--- Task description ---
Copy every record word for word.

--- Material for the task ---
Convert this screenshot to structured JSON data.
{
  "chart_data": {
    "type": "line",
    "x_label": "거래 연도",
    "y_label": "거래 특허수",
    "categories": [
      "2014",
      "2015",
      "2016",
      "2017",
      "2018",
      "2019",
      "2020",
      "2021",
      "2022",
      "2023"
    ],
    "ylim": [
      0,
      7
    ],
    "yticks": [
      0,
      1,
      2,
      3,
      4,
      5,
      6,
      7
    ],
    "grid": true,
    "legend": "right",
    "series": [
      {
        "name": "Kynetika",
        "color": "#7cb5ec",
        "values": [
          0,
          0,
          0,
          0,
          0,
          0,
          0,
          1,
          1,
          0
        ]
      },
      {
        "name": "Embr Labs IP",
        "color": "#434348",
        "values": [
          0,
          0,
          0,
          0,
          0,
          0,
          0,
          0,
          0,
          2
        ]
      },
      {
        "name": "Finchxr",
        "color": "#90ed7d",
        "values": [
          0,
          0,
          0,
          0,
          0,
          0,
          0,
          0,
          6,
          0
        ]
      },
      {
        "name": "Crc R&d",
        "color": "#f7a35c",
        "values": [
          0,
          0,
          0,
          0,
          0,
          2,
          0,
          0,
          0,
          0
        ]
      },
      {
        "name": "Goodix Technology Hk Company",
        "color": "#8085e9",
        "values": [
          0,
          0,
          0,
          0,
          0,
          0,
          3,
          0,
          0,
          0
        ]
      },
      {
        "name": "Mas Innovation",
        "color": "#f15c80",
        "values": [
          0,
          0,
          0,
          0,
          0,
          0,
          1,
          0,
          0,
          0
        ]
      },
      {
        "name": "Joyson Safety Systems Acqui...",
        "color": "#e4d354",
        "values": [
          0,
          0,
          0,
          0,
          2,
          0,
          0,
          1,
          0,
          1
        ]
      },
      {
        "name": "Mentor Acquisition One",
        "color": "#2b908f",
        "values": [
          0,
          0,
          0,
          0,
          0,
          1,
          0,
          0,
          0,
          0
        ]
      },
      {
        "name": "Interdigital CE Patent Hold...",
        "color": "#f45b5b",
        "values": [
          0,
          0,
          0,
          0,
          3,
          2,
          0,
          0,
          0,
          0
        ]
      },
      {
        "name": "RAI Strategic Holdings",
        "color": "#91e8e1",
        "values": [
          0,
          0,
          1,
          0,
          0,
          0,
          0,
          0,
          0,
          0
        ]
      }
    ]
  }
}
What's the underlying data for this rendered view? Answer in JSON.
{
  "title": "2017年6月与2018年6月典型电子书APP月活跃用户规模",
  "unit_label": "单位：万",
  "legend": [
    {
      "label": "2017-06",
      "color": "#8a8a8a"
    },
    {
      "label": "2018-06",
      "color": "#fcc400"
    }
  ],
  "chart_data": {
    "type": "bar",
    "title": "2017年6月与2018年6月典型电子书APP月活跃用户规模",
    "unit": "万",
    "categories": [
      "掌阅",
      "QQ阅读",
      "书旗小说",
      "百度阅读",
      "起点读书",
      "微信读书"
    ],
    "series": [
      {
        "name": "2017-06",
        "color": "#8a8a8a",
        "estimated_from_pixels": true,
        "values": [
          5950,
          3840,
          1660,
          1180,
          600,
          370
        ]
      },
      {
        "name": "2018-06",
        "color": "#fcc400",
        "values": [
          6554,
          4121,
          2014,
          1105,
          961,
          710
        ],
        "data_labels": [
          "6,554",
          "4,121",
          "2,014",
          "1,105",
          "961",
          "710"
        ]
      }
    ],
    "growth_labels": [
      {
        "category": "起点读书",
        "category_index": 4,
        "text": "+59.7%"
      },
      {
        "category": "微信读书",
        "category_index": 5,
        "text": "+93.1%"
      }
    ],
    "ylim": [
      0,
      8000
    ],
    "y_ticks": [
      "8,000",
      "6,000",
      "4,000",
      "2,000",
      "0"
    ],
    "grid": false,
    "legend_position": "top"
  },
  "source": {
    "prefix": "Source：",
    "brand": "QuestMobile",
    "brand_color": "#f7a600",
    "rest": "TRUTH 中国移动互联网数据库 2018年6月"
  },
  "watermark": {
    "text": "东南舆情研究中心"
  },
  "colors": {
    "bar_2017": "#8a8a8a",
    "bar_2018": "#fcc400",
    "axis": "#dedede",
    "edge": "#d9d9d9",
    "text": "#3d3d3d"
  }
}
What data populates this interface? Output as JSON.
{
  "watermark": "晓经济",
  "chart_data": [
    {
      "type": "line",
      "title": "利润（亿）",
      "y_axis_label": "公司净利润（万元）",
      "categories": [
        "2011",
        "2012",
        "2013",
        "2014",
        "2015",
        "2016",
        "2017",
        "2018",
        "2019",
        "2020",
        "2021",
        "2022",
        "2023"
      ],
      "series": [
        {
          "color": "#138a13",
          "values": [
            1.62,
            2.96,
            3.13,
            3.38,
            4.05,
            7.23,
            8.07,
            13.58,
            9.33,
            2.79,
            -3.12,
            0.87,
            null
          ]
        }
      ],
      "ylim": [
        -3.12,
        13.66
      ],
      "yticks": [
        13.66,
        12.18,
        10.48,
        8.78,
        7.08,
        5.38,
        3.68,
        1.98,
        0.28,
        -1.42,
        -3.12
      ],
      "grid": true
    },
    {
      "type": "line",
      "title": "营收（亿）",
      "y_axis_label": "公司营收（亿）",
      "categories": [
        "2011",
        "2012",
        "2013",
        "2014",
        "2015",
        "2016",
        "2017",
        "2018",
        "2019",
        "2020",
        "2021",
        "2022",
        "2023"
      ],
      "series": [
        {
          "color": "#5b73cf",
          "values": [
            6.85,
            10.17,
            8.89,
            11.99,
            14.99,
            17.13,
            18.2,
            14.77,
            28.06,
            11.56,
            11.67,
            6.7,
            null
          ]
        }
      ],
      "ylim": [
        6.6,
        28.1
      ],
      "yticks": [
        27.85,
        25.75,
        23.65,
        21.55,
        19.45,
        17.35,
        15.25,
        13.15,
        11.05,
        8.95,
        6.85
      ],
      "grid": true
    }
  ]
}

--- Correct result ---
Convert this screenshot to structured JSON data.
{
  "chart_data": {
    "type": "line",
    "x_label": "거래 연도",
    "y_label": "거래 특허수",
    "categories": [
      "2014",
      "2015",
      "2016",
      "2017",
      "2018",
      "2019",
      "2020",
      "2021",
      "2022",
      "2023"
    ],
    "ylim": [
      0,
      7
    ],
    "yticks": [
      0,
      1,
      2,
      3,
      4,
      5,
      6,
      7
    ],
    "grid": true,
    "legend": "right",
    "series": [
      {
        "name": "Kynetika",
        "color": "#7cb5ec",
        "values": [
          0,
          0,
          0,
          0,
          0,
          0,
          0,
          1,
          1,
          0
        ]
      },
      {
        "name": "Embr Labs IP",
        "color": "#434348",
        "values": [
          0,
          0,
          0,
          0,
          0,
          0,
          0,
          0,
          0,
          2
        ]
      },
      {
        "name": "Finchxr",
        "color": "#90ed7d",
        "values": [
          0,
          0,
          0,
          0,
          0,
          0,
          0,
          0,
          6,
          0
        ]
      },
      {
        "name": "Crc R&d",
        "color": "#f7a35c",
        "values": [
          0,
          0,
          0,
          0,
          0,
          2,
          0,
          0,
          0,
          0
        ]
      },
      {
        "name": "Goodix Technology Hk Company",
        "color": "#8085e9",
        "values": [
          0,
          0,
          0,
          0,
          0,
          0,
          3,
          0,
          0,
          0
        ]
      },
      {
        "name": "Mas Innovation",
        "color": "#f15c80",
        "values": [
          0,
          0,
          0,
          0,
          0,
          0,
          1,
          0,
          0,
          0
        ]
      },
      {
        "name": "Joyson Safety Systems Acqui...",
        "color": "#e4d354",
        "values": [
          0,
          0,
          0,
          0,
          2,
          0,
          0,
          1,
          0,
          1
        ]
      },
      {
        "name": "Mentor Acquisition One",
        "color": "#2b908f",
        "values": [
          0,
          0,
          0,
          0,
          0,
          1,
          0,
          0,
          0,
          0
        ]
      },
      {
        "name": "Interdigital CE Patent Hold...",
        "color": "#f45b5b",
        "values": [
          0,
          0,
          0,
          0,
          3,
          2,
          0,
          0,
          0,
          0
        ]
      },
      {
        "name": "RAI Strategic Holdings",
        "color": "#91e8e1",
        "values": [
          0,
          0,
          1,
          0,
          0,
          0,
          0,
          0,
          0,
          0
        ]
      }
    ]
  }
}
What's the underlying data for this rendered view? Answer in JSON.
{
  "title": "2017年6月与2018年6月典型电子书APP月活跃用户规模",
  "unit_label": "单位：万",
  "legend": [
    {
      "label": "2017-06",
      "color": "#8a8a8a"
    },
    {
      "label": "2018-06",
      "color": "#fcc400"
    }
  ],
  "chart_data": {
    "type": "bar",
    "title": "2017年6月与2018年6月典型电子书APP月活跃用户规模",
    "unit": "万",
    "categories": [
      "掌阅",
      "QQ阅读",
      "书旗小说",
      "百度阅读",
      "起点读书",
      "微信读书"
    ],
    "series": [
      {
        "name": "2017-06",
        "color": "#8a8a8a",
        "estimated_from_pixels": true,
        "values": [
          5950,
          3840,
          1660,
          1180,
          600,
          370
        ]
      },
      {
        "name": "2018-06",
        "color": "#fcc400",
        "values": [
          6554,
          4121,
          2014,
          1105,
          961,
          710
        ],
        "data_labels": [
          "6,554",
          "4,121",
          "2,014",
          "1,105",
          "961",
          "710"
        ]
      }
    ],
    "growth_labels": [
      {
        "category": "起点读书",
        "category_index": 4,
        "text": "+59.7%"
      },
      {
        "category": "微信读书",
        "category_index": 5,
        "text": "+93.1%"
      }
    ],
    "ylim": [
      0,
      8000
    ],
    "y_ticks": [
      "8,000",
      "6,000",
      "4,000",
      "2,000",
      "0"
    ],
    "grid": false,
    "legend_position": "top"
  },
  "source": {
    "prefix": "Source：",
    "brand": "QuestMobile",
    "brand_color": "#f7a600",
    "rest": "TRUTH 中国移动互联网数据库 2018年6月"
  },
  "watermark": {
    "text": "东南舆情研究中心"
  },
  "colors": {
    "bar_2017": "#8a8a8a",
    "bar_2018": "#fcc400",
    "axis": "#dedede",
    "edge": "#d9d9d9",
    "text": "#3d3d3d"
  }
}
What data populates this interface? Output as JSON.
{
  "watermark": "晓经济",
  "chart_data": [
    {
      "type": "line",
      "title": "利润（亿）",
      "y_axis_label": "公司净利润（万元）",
      "categories": [
        "2011",
        "2012",
        "2013",
        "2014",
        "2015",
        "2016",
        "2017",
        "2018",
        "2019",
        "2020",
        "2021",
        "2022",
        "2023"
      ],
      "series": [
        {
          "color": "#138a13",
          "values": [
            1.62,
            2.96,
            3.13,
            3.38,
            4.05,
            7.23,
            8.07,
            13.58,
            9.33,
            2.79,
            -3.12,
            0.87,
            null
          ]
        }
      ],
      "ylim": [
        -3.12,
        13.66
      ],
      "yticks": [
        13.66,
        12.18,
        10.48,
        8.78,
        7.08,
        5.38,
        3.68,
        1.98,
        0.28,
        -1.42,
        -3.12
      ],
      "grid": true
    },
    {
      "type": "line",
      "title": "营收（亿）",
      "y_axis_label": "公司营收（亿）",
      "categories": [
        "2011",
        "2012",
        "2013",
        "2014",
        "2015",
        "2016",
        "2017",
        "2018",
        "2019",
        "2020",
        "2021",
        "2022",
        "2023"
      ],
      "series": [
        {
          "color": "#5b73cf",
          "values": [
            6.85,
            10.17,
            8.89,
            11.99,
            14.99,
            17.13,
            18.2,
            14.77,
            28.06,
            11.56,
            11.67,
            6.7,
            null
          ]
        }
      ],
      "ylim": [
        6.6,
        28.1
      ],
      "yticks": [
        27.85,
        25.75,
        23.65,
        21.55,
        19.45,
        17.35,
        15.25,
        13.15,
        11.05,
        8.95,
        6.85
      ],
      "grid": true
    }
  ]
}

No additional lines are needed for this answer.